Stored data:

•••

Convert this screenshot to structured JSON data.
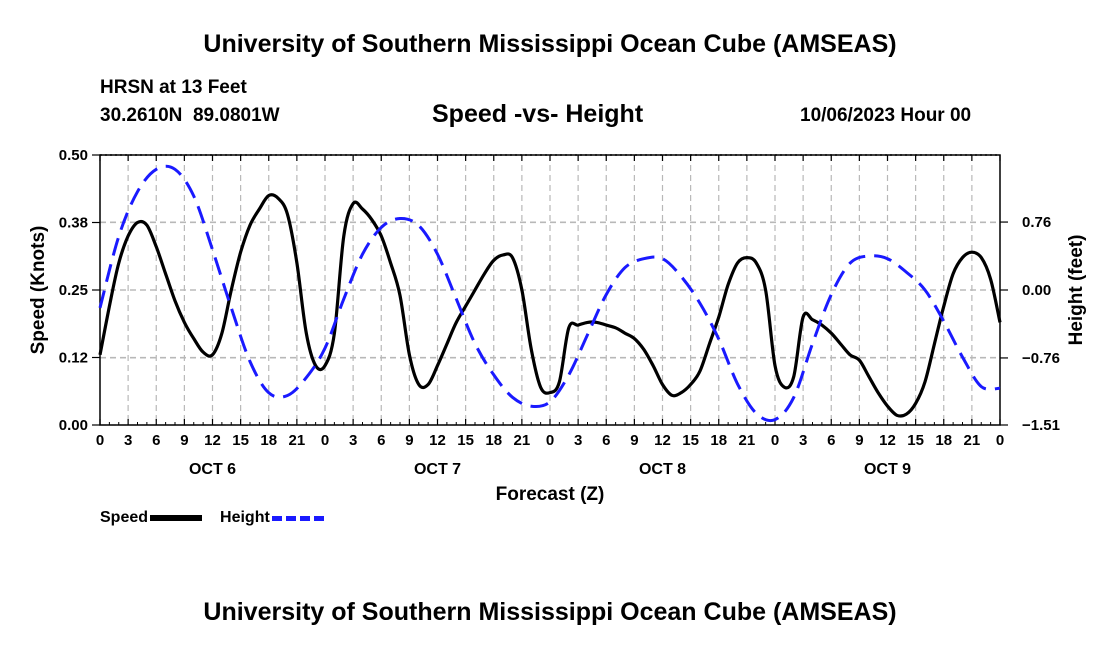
{
  "header": {
    "title": "University of Southern Mississippi Ocean Cube (AMSEAS)",
    "station": "HRSN at 13 Feet",
    "lat": "30.2610N",
    "lon": "89.0801W",
    "chart_title": "Speed -vs- Height",
    "date": "10/06/2023 Hour 00"
  },
  "footer": {
    "title": "University of Southern Mississippi Ocean Cube (AMSEAS)"
  },
  "legend": {
    "speed_label": "Speed",
    "height_label": "Height"
  },
  "colors": {
    "speed": "#000000",
    "height": "#1a1aff",
    "grid": "#b8b8b8"
  },
  "chart_data": {
    "type": "line",
    "title": "Speed -vs- Height",
    "xlabel": "Forecast (Z)",
    "ylabel": "Speed (Knots)",
    "y2label": "Height (feet)",
    "xlim": [
      0,
      96
    ],
    "ylim": [
      0,
      0.5
    ],
    "y2lim": [
      -1.51,
      1.51
    ],
    "x_tick_labels": [
      "0",
      "3",
      "6",
      "9",
      "12",
      "15",
      "18",
      "21",
      "0",
      "3",
      "6",
      "9",
      "12",
      "15",
      "18",
      "21",
      "0",
      "3",
      "6",
      "9",
      "12",
      "15",
      "18",
      "21",
      "0",
      "3",
      "6",
      "9",
      "12",
      "15",
      "18",
      "21",
      "0"
    ],
    "day_labels": [
      {
        "label": "OCT 6",
        "x": 12
      },
      {
        "label": "OCT 7",
        "x": 36
      },
      {
        "label": "OCT 8",
        "x": 60
      },
      {
        "label": "OCT 9",
        "x": 84
      }
    ],
    "y_ticks": [
      0.0,
      0.125,
      0.25,
      0.375,
      0.5
    ],
    "y_tick_labels": [
      "0.00",
      "0.12",
      "0.25",
      "0.38",
      "0.50"
    ],
    "y2_ticks": [
      0.76,
      0.0,
      -0.76,
      -1.51
    ],
    "y2_tick_labels": [
      "0.76",
      "0.00",
      "−0.76",
      "−1.51"
    ],
    "grid": true,
    "legend_position": "bottom-left",
    "series": [
      {
        "name": "Speed",
        "axis": "left",
        "style": "solid",
        "x": [
          0,
          1,
          2,
          3,
          4,
          5,
          6,
          7,
          8,
          9,
          10,
          11,
          12,
          13,
          14,
          15,
          16,
          17,
          18,
          19,
          20,
          21,
          22,
          23,
          24,
          25,
          26,
          27,
          28,
          29,
          30,
          31,
          32,
          33,
          34,
          35,
          36,
          37,
          38,
          39,
          40,
          41,
          42,
          43,
          44,
          45,
          46,
          47,
          48,
          49,
          50,
          51,
          52,
          53,
          54,
          55,
          56,
          57,
          58,
          59,
          60,
          61,
          62,
          63,
          64,
          65,
          66,
          67,
          68,
          69,
          70,
          71,
          72,
          73,
          74,
          75,
          76,
          77,
          78,
          79,
          80,
          81,
          82,
          83,
          84,
          85,
          86,
          87,
          88,
          89,
          90,
          91,
          92,
          93,
          94,
          95,
          96
        ],
        "values": [
          0.13,
          0.22,
          0.3,
          0.35,
          0.375,
          0.37,
          0.33,
          0.28,
          0.23,
          0.19,
          0.16,
          0.135,
          0.13,
          0.17,
          0.25,
          0.32,
          0.37,
          0.4,
          0.425,
          0.42,
          0.39,
          0.3,
          0.17,
          0.11,
          0.11,
          0.17,
          0.35,
          0.41,
          0.4,
          0.38,
          0.35,
          0.3,
          0.24,
          0.13,
          0.075,
          0.075,
          0.11,
          0.15,
          0.19,
          0.22,
          0.25,
          0.28,
          0.305,
          0.315,
          0.31,
          0.25,
          0.14,
          0.07,
          0.06,
          0.08,
          0.18,
          0.185,
          0.19,
          0.19,
          0.185,
          0.18,
          0.17,
          0.16,
          0.14,
          0.11,
          0.075,
          0.055,
          0.06,
          0.075,
          0.1,
          0.15,
          0.2,
          0.26,
          0.3,
          0.31,
          0.3,
          0.25,
          0.11,
          0.07,
          0.09,
          0.2,
          0.195,
          0.185,
          0.17,
          0.15,
          0.13,
          0.12,
          0.09,
          0.06,
          0.035,
          0.018,
          0.02,
          0.04,
          0.08,
          0.15,
          0.22,
          0.28,
          0.31,
          0.32,
          0.31,
          0.27,
          0.19
        ]
      },
      {
        "name": "Height",
        "axis": "right",
        "style": "dashed",
        "x": [
          0,
          2,
          4,
          6,
          8,
          10,
          12,
          14,
          16,
          18,
          20,
          22,
          24,
          26,
          28,
          30,
          32,
          34,
          36,
          38,
          40,
          42,
          44,
          46,
          48,
          50,
          52,
          54,
          56,
          58,
          60,
          62,
          64,
          66,
          68,
          70,
          72,
          74,
          76,
          78,
          80,
          82,
          84,
          86,
          88,
          90,
          92,
          94,
          96
        ],
        "values": [
          -0.2,
          0.6,
          1.1,
          1.35,
          1.35,
          1.05,
          0.45,
          -0.2,
          -0.8,
          -1.15,
          -1.18,
          -0.98,
          -0.65,
          -0.1,
          0.4,
          0.7,
          0.8,
          0.72,
          0.4,
          -0.1,
          -0.6,
          -0.95,
          -1.2,
          -1.3,
          -1.25,
          -0.95,
          -0.5,
          -0.05,
          0.25,
          0.35,
          0.35,
          0.15,
          -0.15,
          -0.55,
          -1.05,
          -1.38,
          -1.45,
          -1.2,
          -0.6,
          -0.05,
          0.3,
          0.38,
          0.35,
          0.2,
          0.0,
          -0.35,
          -0.75,
          -1.08,
          -1.1
        ]
      }
    ]
  }
}
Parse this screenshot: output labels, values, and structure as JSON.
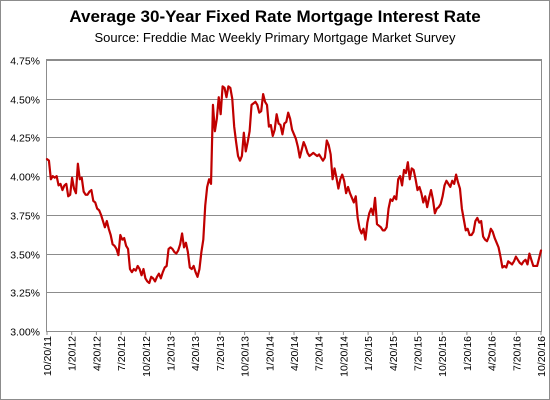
{
  "chart_data": {
    "type": "line",
    "title": "Average 30-Year Fixed Rate Mortgage Interest Rate",
    "subtitle": "Source: Freddie Mac Weekly Primary Mortgage Market Survey",
    "xlabel": "",
    "ylabel": "",
    "ylim": [
      3.0,
      4.75
    ],
    "y_ticks": [
      3.0,
      3.25,
      3.5,
      3.75,
      4.0,
      4.25,
      4.5,
      4.75
    ],
    "y_tick_labels": [
      "3.00%",
      "3.25%",
      "3.50%",
      "3.75%",
      "4.00%",
      "4.25%",
      "4.50%",
      "4.75%"
    ],
    "x_tick_labels": [
      "10/20/11",
      "1/20/12",
      "4/20/12",
      "7/20/12",
      "10/20/12",
      "1/20/13",
      "4/20/13",
      "7/20/13",
      "10/20/13",
      "1/20/14",
      "4/20/14",
      "7/20/14",
      "10/20/14",
      "1/20/15",
      "4/20/15",
      "7/20/15",
      "10/20/15",
      "1/20/16",
      "4/20/16",
      "7/20/16",
      "10/20/16"
    ],
    "grid": true,
    "legend": "none",
    "line_color": "#c00000",
    "series": [
      {
        "values": [
          4.11,
          4.1,
          3.98,
          4.0,
          3.99,
          4.0,
          3.94,
          3.95,
          3.91,
          3.94,
          3.95,
          3.87,
          3.88,
          3.99,
          3.92,
          3.89,
          4.08,
          3.98,
          3.99,
          3.9,
          3.88,
          3.88,
          3.9,
          3.91,
          3.84,
          3.83,
          3.79,
          3.78,
          3.75,
          3.71,
          3.67,
          3.71,
          3.66,
          3.62,
          3.56,
          3.55,
          3.53,
          3.49,
          3.62,
          3.59,
          3.6,
          3.55,
          3.53,
          3.4,
          3.38,
          3.4,
          3.39,
          3.42,
          3.4,
          3.36,
          3.4,
          3.34,
          3.32,
          3.31,
          3.35,
          3.34,
          3.32,
          3.35,
          3.37,
          3.34,
          3.38,
          3.41,
          3.42,
          3.53,
          3.54,
          3.53,
          3.51,
          3.5,
          3.52,
          3.56,
          3.63,
          3.54,
          3.57,
          3.51,
          3.41,
          3.4,
          3.42,
          3.38,
          3.35,
          3.4,
          3.51,
          3.59,
          3.81,
          3.93,
          3.98,
          3.95,
          4.46,
          4.29,
          4.37,
          4.51,
          4.4,
          4.58,
          4.57,
          4.51,
          4.58,
          4.57,
          4.5,
          4.32,
          4.22,
          4.13,
          4.1,
          4.13,
          4.28,
          4.16,
          4.22,
          4.29,
          4.46,
          4.47,
          4.48,
          4.46,
          4.41,
          4.42,
          4.53,
          4.48,
          4.46,
          4.32,
          4.33,
          4.26,
          4.3,
          4.4,
          4.34,
          4.33,
          4.27,
          4.34,
          4.35,
          4.41,
          4.37,
          4.3,
          4.27,
          4.24,
          4.19,
          4.12,
          4.17,
          4.22,
          4.19,
          4.15,
          4.13,
          4.14,
          4.15,
          4.14,
          4.13,
          4.14,
          4.12,
          4.1,
          4.12,
          4.23,
          4.2,
          4.14,
          3.98,
          4.05,
          3.99,
          3.92,
          3.98,
          4.01,
          3.97,
          3.89,
          3.93,
          3.89,
          3.86,
          3.83,
          3.87,
          3.73,
          3.66,
          3.63,
          3.66,
          3.59,
          3.7,
          3.76,
          3.79,
          3.75,
          3.86,
          3.69,
          3.68,
          3.67,
          3.65,
          3.65,
          3.67,
          3.79,
          3.85,
          3.84,
          3.87,
          3.85,
          3.98,
          4.0,
          3.94,
          4.04,
          4.02,
          4.09,
          3.98,
          4.05,
          4.04,
          3.98,
          3.91,
          3.93,
          3.89,
          3.83,
          3.87,
          3.8,
          3.86,
          3.91,
          3.85,
          3.76,
          3.79,
          3.8,
          3.82,
          3.87,
          3.94,
          3.97,
          3.95,
          3.93,
          3.97,
          3.95,
          4.01,
          3.96,
          3.92,
          3.79,
          3.72,
          3.65,
          3.66,
          3.62,
          3.62,
          3.64,
          3.71,
          3.73,
          3.7,
          3.71,
          3.61,
          3.59,
          3.58,
          3.61,
          3.66,
          3.64,
          3.6,
          3.57,
          3.54,
          3.48,
          3.41,
          3.42,
          3.41,
          3.45,
          3.44,
          3.43,
          3.45,
          3.48,
          3.46,
          3.44,
          3.43,
          3.45,
          3.46,
          3.43,
          3.5,
          3.46,
          3.42,
          3.42,
          3.42,
          3.47,
          3.52
        ]
      }
    ]
  }
}
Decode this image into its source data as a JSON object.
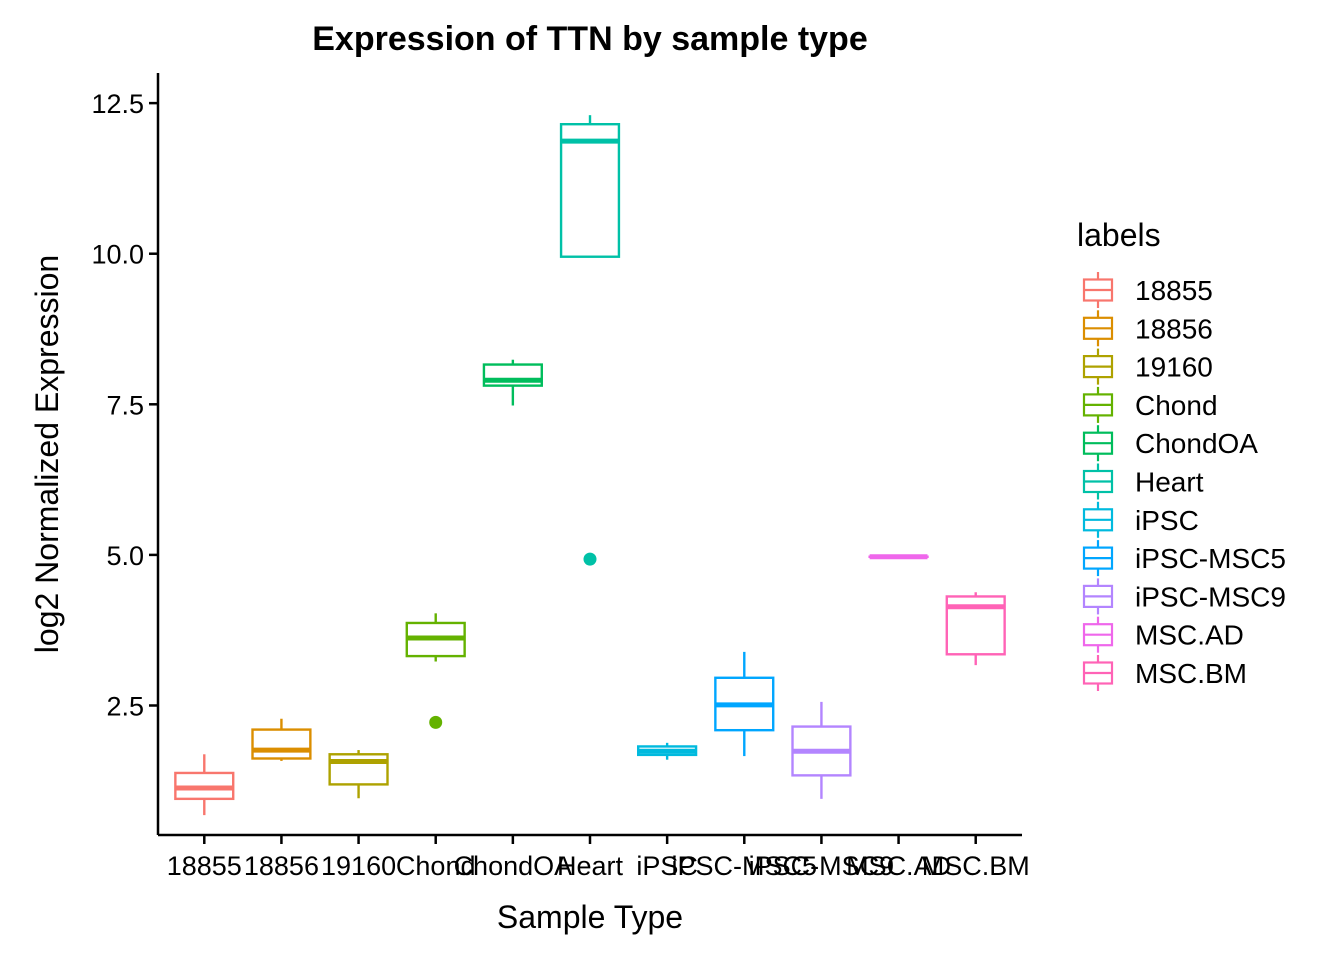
{
  "chart_data": {
    "type": "boxplot",
    "title": "Expression of TTN by sample type",
    "xlabel": "Sample Type",
    "ylabel": "log2 Normalized Expression",
    "ylim": [
      0.35,
      13.0
    ],
    "yticks": [
      2.5,
      5.0,
      7.5,
      10.0,
      12.5
    ],
    "ytick_labels": [
      "2.5",
      "5.0",
      "7.5",
      "10.0",
      "12.5"
    ],
    "grid": false,
    "legend": {
      "title": "labels",
      "position": "right"
    },
    "categories": [
      "18855",
      "18856",
      "19160",
      "Chond",
      "ChondOA",
      "Heart",
      "iPSC",
      "iPSC-MSC5",
      "iPSC-MSC9",
      "MSC.AD",
      "MSC.BM"
    ],
    "colors": [
      "#F8766D",
      "#DB8E00",
      "#AEA200",
      "#64B200",
      "#00BD5C",
      "#00C1A7",
      "#00BADE",
      "#00A6FF",
      "#B385FF",
      "#EF67EB",
      "#FF63B6"
    ],
    "boxes": [
      {
        "label": "18855",
        "whisker_low": 0.68,
        "q1": 0.95,
        "median": 1.13,
        "q3": 1.38,
        "whisker_high": 1.69,
        "outliers": []
      },
      {
        "label": "18856",
        "whisker_low": 1.58,
        "q1": 1.62,
        "median": 1.76,
        "q3": 2.1,
        "whisker_high": 2.28,
        "outliers": []
      },
      {
        "label": "19160",
        "whisker_low": 0.96,
        "q1": 1.19,
        "median": 1.57,
        "q3": 1.69,
        "whisker_high": 1.76,
        "outliers": []
      },
      {
        "label": "Chond",
        "whisker_low": 3.23,
        "q1": 3.32,
        "median": 3.62,
        "q3": 3.87,
        "whisker_high": 4.03,
        "outliers": [
          2.22
        ]
      },
      {
        "label": "ChondOA",
        "whisker_low": 7.48,
        "q1": 7.81,
        "median": 7.9,
        "q3": 8.16,
        "whisker_high": 8.24,
        "outliers": []
      },
      {
        "label": "Heart",
        "whisker_low": 9.95,
        "q1": 9.95,
        "median": 11.87,
        "q3": 12.15,
        "whisker_high": 12.3,
        "outliers": [
          4.93
        ]
      },
      {
        "label": "iPSC",
        "whisker_low": 1.6,
        "q1": 1.68,
        "median": 1.74,
        "q3": 1.82,
        "whisker_high": 1.88,
        "outliers": []
      },
      {
        "label": "iPSC-MSC5",
        "whisker_low": 1.66,
        "q1": 2.09,
        "median": 2.51,
        "q3": 2.96,
        "whisker_high": 3.39,
        "outliers": []
      },
      {
        "label": "iPSC-MSC9",
        "whisker_low": 0.95,
        "q1": 1.34,
        "median": 1.74,
        "q3": 2.15,
        "whisker_high": 2.56,
        "outliers": []
      },
      {
        "label": "MSC.AD",
        "whisker_low": 4.97,
        "q1": 4.97,
        "median": 4.97,
        "q3": 4.97,
        "whisker_high": 4.97,
        "outliers": []
      },
      {
        "label": "MSC.BM",
        "whisker_low": 3.17,
        "q1": 3.35,
        "median": 4.14,
        "q3": 4.31,
        "whisker_high": 4.38,
        "outliers": []
      }
    ]
  }
}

•••

▸ **Exercise description**: Return every line above that contains the word "Expression".

▸ **Worked answer**:
    "title": "Expression of TTN by sample type",
    "ylabel": "log2 Normalized Expression",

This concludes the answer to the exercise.